*WHAT THE TASK REQUIRES*: What follows are records. Restate all of them word for word.

*LISTING*:
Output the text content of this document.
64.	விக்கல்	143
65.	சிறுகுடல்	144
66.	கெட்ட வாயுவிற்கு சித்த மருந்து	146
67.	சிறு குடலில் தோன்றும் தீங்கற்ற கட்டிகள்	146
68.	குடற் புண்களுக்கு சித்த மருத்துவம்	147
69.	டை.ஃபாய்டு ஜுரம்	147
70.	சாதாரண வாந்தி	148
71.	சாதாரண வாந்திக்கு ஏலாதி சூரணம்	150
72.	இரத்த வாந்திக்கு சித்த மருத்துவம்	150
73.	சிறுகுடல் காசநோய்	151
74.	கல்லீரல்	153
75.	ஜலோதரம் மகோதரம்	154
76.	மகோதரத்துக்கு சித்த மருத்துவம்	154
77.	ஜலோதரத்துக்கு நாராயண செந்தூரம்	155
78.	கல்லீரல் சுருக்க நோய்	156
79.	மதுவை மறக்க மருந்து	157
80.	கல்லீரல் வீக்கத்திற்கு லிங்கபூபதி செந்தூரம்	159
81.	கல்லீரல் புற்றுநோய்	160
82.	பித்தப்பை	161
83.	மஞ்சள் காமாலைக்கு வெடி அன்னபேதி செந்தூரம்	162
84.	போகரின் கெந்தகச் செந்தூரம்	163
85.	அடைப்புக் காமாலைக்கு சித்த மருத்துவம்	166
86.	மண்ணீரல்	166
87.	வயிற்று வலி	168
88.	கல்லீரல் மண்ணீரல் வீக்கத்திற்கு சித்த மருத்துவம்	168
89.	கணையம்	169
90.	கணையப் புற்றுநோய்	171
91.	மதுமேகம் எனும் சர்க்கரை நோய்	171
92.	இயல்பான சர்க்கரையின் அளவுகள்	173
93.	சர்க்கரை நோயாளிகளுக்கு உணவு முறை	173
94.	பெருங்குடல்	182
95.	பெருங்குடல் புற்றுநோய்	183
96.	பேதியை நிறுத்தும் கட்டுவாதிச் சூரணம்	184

*THE RESPONSE*:
Output the text content of this document.
64.	விக்கல்	143
65.	சிறுகுடல்	144
66.	கெட்ட வாயுவிற்கு சித்த மருந்து	146
67.	சிறு குடலில் தோன்றும் தீங்கற்ற கட்டிகள்	146
68.	குடற் புண்களுக்கு சித்த மருத்துவம்	147
69.	டை.ஃபாய்டு ஜுரம்	147
70.	சாதாரண வாந்தி	148
71.	சாதாரண வாந்திக்கு ஏலாதி சூரணம்	150
72.	இரத்த வாந்திக்கு சித்த மருத்துவம்	150
73.	சிறுகுடல் காசநோய்	151
74.	கல்லீரல்	153
75.	ஜலோதரம் மகோதரம்	154
76.	மகோதரத்துக்கு சித்த மருத்துவம்	154
77.	ஜலோதரத்துக்கு நாராயண செந்தூரம்	155
78.	கல்லீரல் சுருக்க நோய்	156
79.	மதுவை மறக்க மருந்து	157
80.	கல்லீரல் வீக்கத்திற்கு லிங்கபூபதி செந்தூரம்	159
81.	கல்லீரல் புற்றுநோய்	160
82.	பித்தப்பை	161
83.	மஞ்சள் காமாலைக்கு வெடி அன்னபேதி செந்தூரம்	162
84.	போகரின் கெந்தகச் செந்தூரம்	163
85.	அடைப்புக் காமாலைக்கு சித்த மருத்துவம்	166
86.	மண்ணீரல்	166
87.	வயிற்று வலி	168
88.	கல்லீரல் மண்ணீரல் வீக்கத்திற்கு சித்த மருத்துவம்	168
89.	கணையம்	169
90.	கணையப் புற்றுநோய்	171
91.	மதுமேகம் எனும் சர்க்கரை நோய்	171
92.	இயல்பான சர்க்கரையின் அளவுகள்	173
93.	சர்க்கரை நோயாளிகளுக்கு உணவு முறை	173
94.	பெருங்குடல்	182
95.	பெருங்குடல் புற்றுநோய்	183
96.	பேதியை நிறுத்தும் கட்டுவாதிச் சூரணம்	184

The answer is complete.